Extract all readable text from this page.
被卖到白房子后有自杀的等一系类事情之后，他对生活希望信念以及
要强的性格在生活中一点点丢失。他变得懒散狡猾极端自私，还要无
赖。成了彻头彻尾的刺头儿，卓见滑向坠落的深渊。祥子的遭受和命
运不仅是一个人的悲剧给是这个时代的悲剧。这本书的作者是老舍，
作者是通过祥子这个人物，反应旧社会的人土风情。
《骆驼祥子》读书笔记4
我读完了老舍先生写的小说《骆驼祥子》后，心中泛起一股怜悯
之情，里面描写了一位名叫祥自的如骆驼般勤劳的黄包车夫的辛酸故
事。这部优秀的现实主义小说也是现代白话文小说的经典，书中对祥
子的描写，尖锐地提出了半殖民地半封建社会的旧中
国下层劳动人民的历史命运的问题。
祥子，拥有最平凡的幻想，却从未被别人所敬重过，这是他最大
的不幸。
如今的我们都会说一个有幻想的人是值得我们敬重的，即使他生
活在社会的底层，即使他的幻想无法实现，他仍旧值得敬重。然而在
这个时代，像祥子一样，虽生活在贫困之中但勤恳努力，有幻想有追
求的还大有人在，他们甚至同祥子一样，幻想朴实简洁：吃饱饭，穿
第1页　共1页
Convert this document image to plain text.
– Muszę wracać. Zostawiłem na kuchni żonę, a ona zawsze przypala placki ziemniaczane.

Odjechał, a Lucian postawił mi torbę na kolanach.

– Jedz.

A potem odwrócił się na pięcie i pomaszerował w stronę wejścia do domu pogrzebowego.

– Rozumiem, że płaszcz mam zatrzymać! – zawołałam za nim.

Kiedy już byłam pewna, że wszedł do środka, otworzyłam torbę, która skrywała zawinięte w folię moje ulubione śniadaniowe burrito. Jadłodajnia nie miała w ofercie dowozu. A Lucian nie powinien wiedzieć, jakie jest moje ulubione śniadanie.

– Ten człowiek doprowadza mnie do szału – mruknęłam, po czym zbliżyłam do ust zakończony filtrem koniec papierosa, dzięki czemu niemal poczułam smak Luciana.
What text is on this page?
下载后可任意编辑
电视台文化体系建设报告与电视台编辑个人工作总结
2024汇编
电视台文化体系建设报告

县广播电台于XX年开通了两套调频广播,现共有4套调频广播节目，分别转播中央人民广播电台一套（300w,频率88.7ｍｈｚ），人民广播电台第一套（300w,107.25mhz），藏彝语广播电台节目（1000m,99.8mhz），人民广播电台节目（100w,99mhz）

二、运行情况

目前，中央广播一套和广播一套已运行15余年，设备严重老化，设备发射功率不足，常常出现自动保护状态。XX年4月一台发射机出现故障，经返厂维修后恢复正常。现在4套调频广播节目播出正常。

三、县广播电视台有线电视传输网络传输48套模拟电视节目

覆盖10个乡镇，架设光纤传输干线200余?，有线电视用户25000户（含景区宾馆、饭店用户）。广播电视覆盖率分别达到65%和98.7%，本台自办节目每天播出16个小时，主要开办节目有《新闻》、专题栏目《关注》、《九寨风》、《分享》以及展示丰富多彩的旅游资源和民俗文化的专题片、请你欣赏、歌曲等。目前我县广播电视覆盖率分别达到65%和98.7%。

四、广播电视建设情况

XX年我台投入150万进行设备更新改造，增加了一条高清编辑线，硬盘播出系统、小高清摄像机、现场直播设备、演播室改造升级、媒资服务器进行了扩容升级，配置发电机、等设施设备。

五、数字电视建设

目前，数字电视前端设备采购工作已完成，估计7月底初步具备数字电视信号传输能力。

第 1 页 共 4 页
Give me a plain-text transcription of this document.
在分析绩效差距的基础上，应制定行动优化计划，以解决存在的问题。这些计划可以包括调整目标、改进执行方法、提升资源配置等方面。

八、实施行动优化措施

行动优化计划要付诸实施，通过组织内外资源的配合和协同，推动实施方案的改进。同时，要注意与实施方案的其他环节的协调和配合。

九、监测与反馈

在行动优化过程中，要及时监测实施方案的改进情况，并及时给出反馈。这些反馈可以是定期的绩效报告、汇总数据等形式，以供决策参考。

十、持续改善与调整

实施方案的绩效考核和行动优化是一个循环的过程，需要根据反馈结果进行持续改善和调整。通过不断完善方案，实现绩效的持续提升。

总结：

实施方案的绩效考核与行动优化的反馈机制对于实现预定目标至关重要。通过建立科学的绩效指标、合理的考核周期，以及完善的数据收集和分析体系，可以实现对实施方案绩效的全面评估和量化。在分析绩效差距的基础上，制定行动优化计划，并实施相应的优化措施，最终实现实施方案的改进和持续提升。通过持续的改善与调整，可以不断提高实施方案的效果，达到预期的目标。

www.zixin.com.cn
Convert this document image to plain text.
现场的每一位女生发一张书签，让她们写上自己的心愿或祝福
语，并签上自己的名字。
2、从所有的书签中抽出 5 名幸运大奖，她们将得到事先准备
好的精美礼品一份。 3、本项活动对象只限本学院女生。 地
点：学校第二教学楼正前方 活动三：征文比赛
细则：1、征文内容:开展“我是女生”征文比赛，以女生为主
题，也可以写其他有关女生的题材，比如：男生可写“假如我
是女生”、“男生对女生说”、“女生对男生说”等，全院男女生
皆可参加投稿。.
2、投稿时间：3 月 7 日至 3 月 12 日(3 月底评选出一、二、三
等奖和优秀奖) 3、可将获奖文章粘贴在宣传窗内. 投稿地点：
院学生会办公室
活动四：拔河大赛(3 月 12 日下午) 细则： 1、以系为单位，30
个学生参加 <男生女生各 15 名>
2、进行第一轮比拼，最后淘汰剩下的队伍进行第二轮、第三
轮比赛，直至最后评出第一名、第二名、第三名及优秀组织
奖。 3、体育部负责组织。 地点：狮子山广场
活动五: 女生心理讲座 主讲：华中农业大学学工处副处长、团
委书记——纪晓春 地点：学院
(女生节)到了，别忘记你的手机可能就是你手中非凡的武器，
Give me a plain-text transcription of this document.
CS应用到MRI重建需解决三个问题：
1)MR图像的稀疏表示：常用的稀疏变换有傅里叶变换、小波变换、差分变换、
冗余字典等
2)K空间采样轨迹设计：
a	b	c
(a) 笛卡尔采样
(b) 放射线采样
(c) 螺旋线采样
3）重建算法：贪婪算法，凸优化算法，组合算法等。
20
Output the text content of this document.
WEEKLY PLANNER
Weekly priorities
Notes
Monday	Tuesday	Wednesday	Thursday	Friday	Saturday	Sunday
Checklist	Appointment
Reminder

---*---

*Task details*:
Filter the data, keeping only the lines that contain "text".

*The solution*:
Extract all readable text from this page.
Convert this document image to plain text.
What text is on this page?
Give me a plain-text transcription of this document.
Convert this document image to plain text.
Give me a plain-text transcription of this document.
Output the text content of this document.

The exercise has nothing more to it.